[Stored data]
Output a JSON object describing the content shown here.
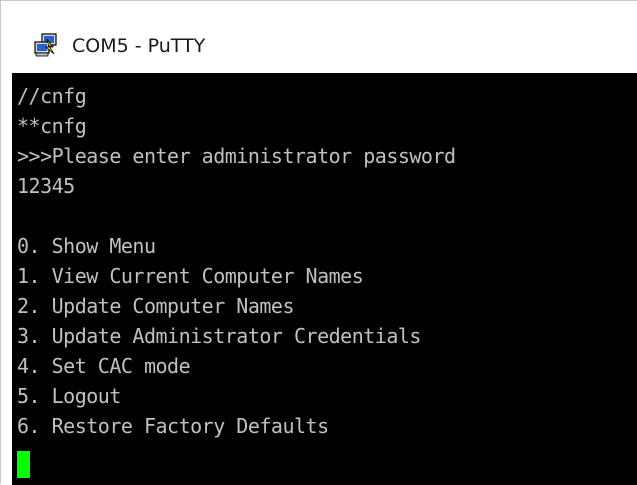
{
  "window": {
    "title": "COM5 - PuTTY"
  },
  "terminal": {
    "lines": [
      "//cnfg",
      "**cnfg",
      ">>>Please enter administrator password",
      "12345",
      "",
      "0. Show Menu",
      "1. View Current Computer Names",
      "2. Update Computer Names",
      "3. Update Administrator Credentials",
      "4. Set CAC mode",
      "5. Logout",
      "6. Restore Factory Defaults"
    ],
    "foreground_color": "#c0c0c0",
    "background_color": "#000000",
    "cursor_color": "#00ff00"
  },
  "icons": {
    "app": "putty-icon"
  }
}
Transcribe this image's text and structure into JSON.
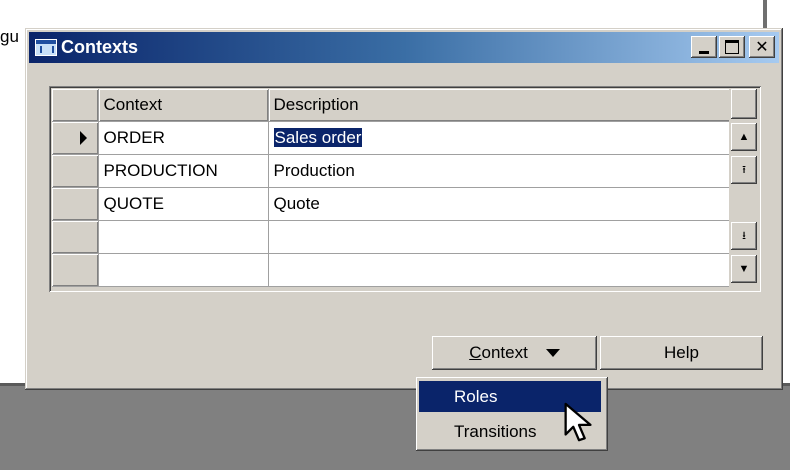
{
  "background": {
    "cut_text": "gu"
  },
  "window": {
    "title": "Contexts",
    "controls": {
      "minimize": "_",
      "maximize": "□",
      "close": "✕"
    }
  },
  "grid": {
    "columns": [
      "Context",
      "Description"
    ],
    "rows": [
      {
        "context": "ORDER",
        "description": "Sales order",
        "current": true
      },
      {
        "context": "PRODUCTION",
        "description": "Production"
      },
      {
        "context": "QUOTE",
        "description": "Quote"
      },
      {
        "context": "",
        "description": ""
      },
      {
        "context": "",
        "description": ""
      }
    ]
  },
  "buttons": {
    "context": {
      "mnemonic": "C",
      "rest": "ontext"
    },
    "help": "Help"
  },
  "popup_menu": {
    "items": [
      "Roles",
      "Transitions"
    ],
    "highlighted": "Roles"
  },
  "colors": {
    "title_start": "#0a246a",
    "title_end": "#a6caf0",
    "face": "#d4d0c8",
    "selection": "#0a246a"
  }
}
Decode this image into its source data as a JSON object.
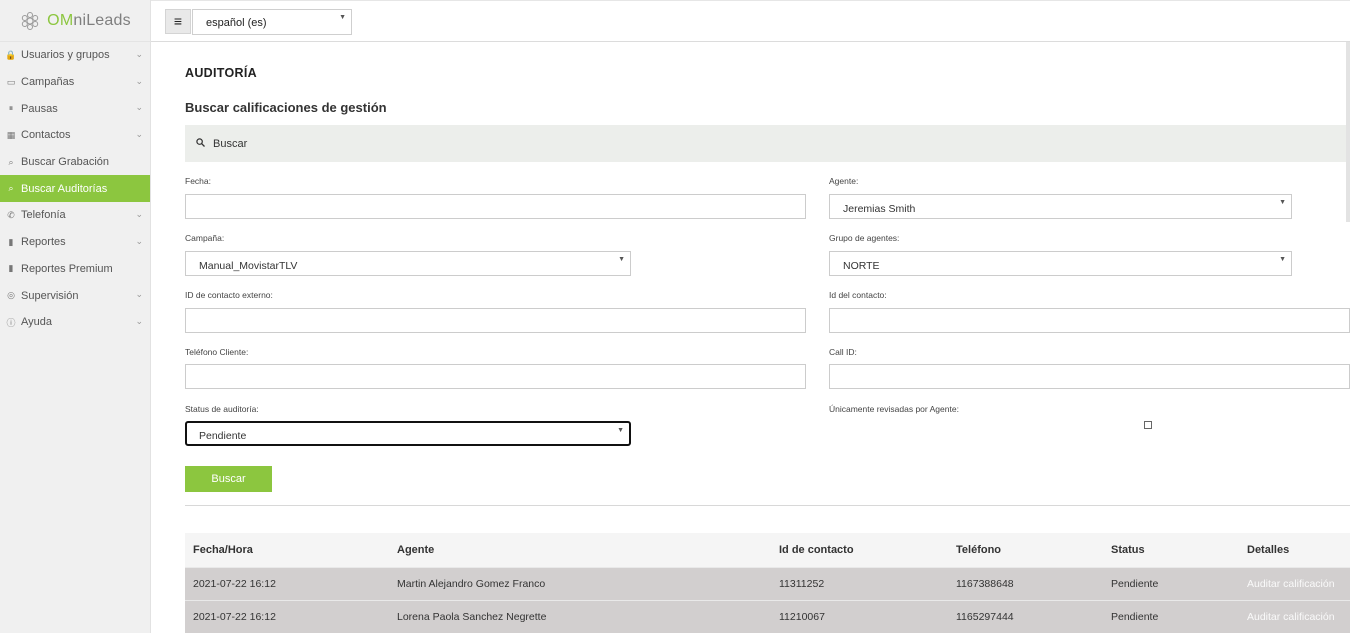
{
  "brand": {
    "name_prefix": "OM",
    "name_suffix": "niLeads"
  },
  "topbar": {
    "menu_icon": "≡",
    "language": "español (es)"
  },
  "sidebar": {
    "items": [
      {
        "label": "Usuarios y grupos",
        "icon": "lock-icon",
        "glyph": "🔒",
        "expandable": true
      },
      {
        "label": "Campañas",
        "icon": "campaign-icon",
        "glyph": "▭",
        "expandable": true
      },
      {
        "label": "Pausas",
        "icon": "pause-icon",
        "glyph": "⏸",
        "expandable": true
      },
      {
        "label": "Contactos",
        "icon": "contacts-icon",
        "glyph": "▦",
        "expandable": true
      },
      {
        "label": "Buscar Grabación",
        "icon": "search-icon",
        "glyph": "⌕",
        "expandable": false
      },
      {
        "label": "Buscar Auditorías",
        "icon": "search-icon",
        "glyph": "⌕",
        "expandable": false,
        "active": true
      },
      {
        "label": "Telefonía",
        "icon": "phone-icon",
        "glyph": "✆",
        "expandable": true
      },
      {
        "label": "Reportes",
        "icon": "bar-chart-icon",
        "glyph": "▮",
        "expandable": true
      },
      {
        "label": "Reportes Premium",
        "icon": "bar-chart-icon",
        "glyph": "▮",
        "expandable": false
      },
      {
        "label": "Supervisión",
        "icon": "headset-icon",
        "glyph": "◎",
        "expandable": true
      },
      {
        "label": "Ayuda",
        "icon": "info-icon",
        "glyph": "ⓘ",
        "expandable": true
      }
    ],
    "chevron": "⌄"
  },
  "page": {
    "title": "AUDITORÍA",
    "section_title": "Buscar calificaciones de gestión",
    "search_panel_label": "Buscar"
  },
  "form": {
    "fecha": {
      "label": "Fecha:",
      "value": ""
    },
    "agente": {
      "label": "Agente:",
      "value": "Jeremias Smith"
    },
    "campana": {
      "label": "Campaña:",
      "value": "Manual_MovistarTLV"
    },
    "grupo": {
      "label": "Grupo de agentes:",
      "value": "NORTE"
    },
    "id_externo": {
      "label": "ID de contacto externo:",
      "value": ""
    },
    "id_contacto": {
      "label": "Id del contacto:",
      "value": ""
    },
    "telefono": {
      "label": "Teléfono Cliente:",
      "value": ""
    },
    "call_id": {
      "label": "Call ID:",
      "value": ""
    },
    "status": {
      "label": "Status de auditoría:",
      "value": "Pendiente"
    },
    "revisadas": {
      "label": "Únicamente revisadas por Agente:",
      "checked": false
    },
    "submit_label": "Buscar"
  },
  "table": {
    "headers": [
      "Fecha/Hora",
      "Agente",
      "Id de contacto",
      "Teléfono",
      "Status",
      "Detalles"
    ],
    "rows": [
      [
        "2021-07-22 16:12",
        "Martin Alejandro Gomez Franco",
        "11311252",
        "1167388648",
        "Pendiente",
        "Auditar calificación"
      ],
      [
        "2021-07-22 16:12",
        "Lorena Paola Sanchez Negrette",
        "11210067",
        "1165297444",
        "Pendiente",
        "Auditar calificación"
      ]
    ]
  },
  "colors": {
    "accent": "#8cc63f",
    "row_bg": "#d2cfcf",
    "panel_bg": "#eceeeb"
  }
}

WHAT TO DO> Leaving all pictures aside, quote each record exactly.

ANSWER TO THE EXERCISE>
Output a JSON object describing the content shown here.
{
  "window": {
    "title": "COM5 - PuTTY"
  },
  "terminal": {
    "lines": [
      "//cnfg",
      "**cnfg",
      ">>>Please enter administrator password",
      "12345",
      "",
      "0. Show Menu",
      "1. View Current Computer Names",
      "2. Update Computer Names",
      "3. Update Administrator Credentials",
      "4. Set CAC mode",
      "5. Logout",
      "6. Restore Factory Defaults"
    ],
    "foreground_color": "#c0c0c0",
    "background_color": "#000000",
    "cursor_color": "#00ff00"
  },
  "icons": {
    "app": "putty-icon"
  }
}
Transcribe this image's text and structure into JSON.
{
  "background": {
    "cut_text": "gu"
  },
  "window": {
    "title": "Contexts",
    "controls": {
      "minimize": "_",
      "maximize": "□",
      "close": "✕"
    }
  },
  "grid": {
    "columns": [
      "Context",
      "Description"
    ],
    "rows": [
      {
        "context": "ORDER",
        "description": "Sales order",
        "current": true
      },
      {
        "context": "PRODUCTION",
        "description": "Production"
      },
      {
        "context": "QUOTE",
        "description": "Quote"
      },
      {
        "context": "",
        "description": ""
      },
      {
        "context": "",
        "description": ""
      }
    ]
  },
  "buttons": {
    "context": {
      "mnemonic": "C",
      "rest": "ontext"
    },
    "help": "Help"
  },
  "popup_menu": {
    "items": [
      "Roles",
      "Transitions"
    ],
    "highlighted": "Roles"
  },
  "colors": {
    "title_start": "#0a246a",
    "title_end": "#a6caf0",
    "face": "#d4d0c8",
    "selection": "#0a246a"
  }
}
Decode this image into its source data as a JSON object.
{
  "brand": {
    "name_prefix": "OM",
    "name_suffix": "niLeads"
  },
  "topbar": {
    "menu_icon": "≡",
    "language": "español (es)"
  },
  "sidebar": {
    "items": [
      {
        "label": "Usuarios y grupos",
        "icon": "lock-icon",
        "glyph": "🔒",
        "expandable": true
      },
      {
        "label": "Campañas",
        "icon": "campaign-icon",
        "glyph": "▭",
        "expandable": true
      },
      {
        "label": "Pausas",
        "icon": "pause-icon",
        "glyph": "⏸",
        "expandable": true
      },
      {
        "label": "Contactos",
        "icon": "contacts-icon",
        "glyph": "▦",
        "expandable": true
      },
      {
        "label": "Buscar Grabación",
        "icon": "search-icon",
        "glyph": "⌕",
        "expandable": false
      },
      {
        "label": "Buscar Auditorías",
        "icon": "search-icon",
        "glyph": "⌕",
        "expandable": false,
        "active": true
      },
      {
        "label": "Telefonía",
        "icon": "phone-icon",
        "glyph": "✆",
        "expandable": true
      },
      {
        "label": "Reportes",
        "icon": "bar-chart-icon",
        "glyph": "▮",
        "expandable": true
      },
      {
        "label": "Reportes Premium",
        "icon": "bar-chart-icon",
        "glyph": "▮",
        "expandable": false
      },
      {
        "label": "Supervisión",
        "icon": "headset-icon",
        "glyph": "◎",
        "expandable": true
      },
      {
        "label": "Ayuda",
        "icon": "info-icon",
        "glyph": "ⓘ",
        "expandable": true
      }
    ],
    "chevron": "⌄"
  },
  "page": {
    "title": "AUDITORÍA",
    "section_title": "Buscar calificaciones de gestión",
    "search_panel_label": "Buscar"
  },
  "form": {
    "fecha": {
      "label": "Fecha:",
      "value": ""
    },
    "agente": {
      "label": "Agente:",
      "value": "Jeremias Smith"
    },
    "campana": {
      "label": "Campaña:",
      "value": "Manual_MovistarTLV"
    },
    "grupo": {
      "label": "Grupo de agentes:",
      "value": "NORTE"
    },
    "id_externo": {
      "label": "ID de contacto externo:",
      "value": ""
    },
    "id_contacto": {
      "label": "Id del contacto:",
      "value": ""
    },
    "telefono": {
      "label": "Teléfono Cliente:",
      "value": ""
    },
    "call_id": {
      "label": "Call ID:",
      "value": ""
    },
    "status": {
      "label": "Status de auditoría:",
      "value": "Pendiente"
    },
    "revisadas": {
      "label": "Únicamente revisadas por Agente:",
      "checked": false
    },
    "submit_label": "Buscar"
  },
  "table": {
    "headers": [
      "Fecha/Hora",
      "Agente",
      "Id de contacto",
      "Teléfono",
      "Status",
      "Detalles"
    ],
    "rows": [
      [
        "2021-07-22 16:12",
        "Martin Alejandro Gomez Franco",
        "11311252",
        "1167388648",
        "Pendiente",
        "Auditar calificación"
      ],
      [
        "2021-07-22 16:12",
        "Lorena Paola Sanchez Negrette",
        "11210067",
        "1165297444",
        "Pendiente",
        "Auditar calificación"
      ]
    ]
  },
  "colors": {
    "accent": "#8cc63f",
    "row_bg": "#d2cfcf",
    "panel_bg": "#eceeeb"
  }
}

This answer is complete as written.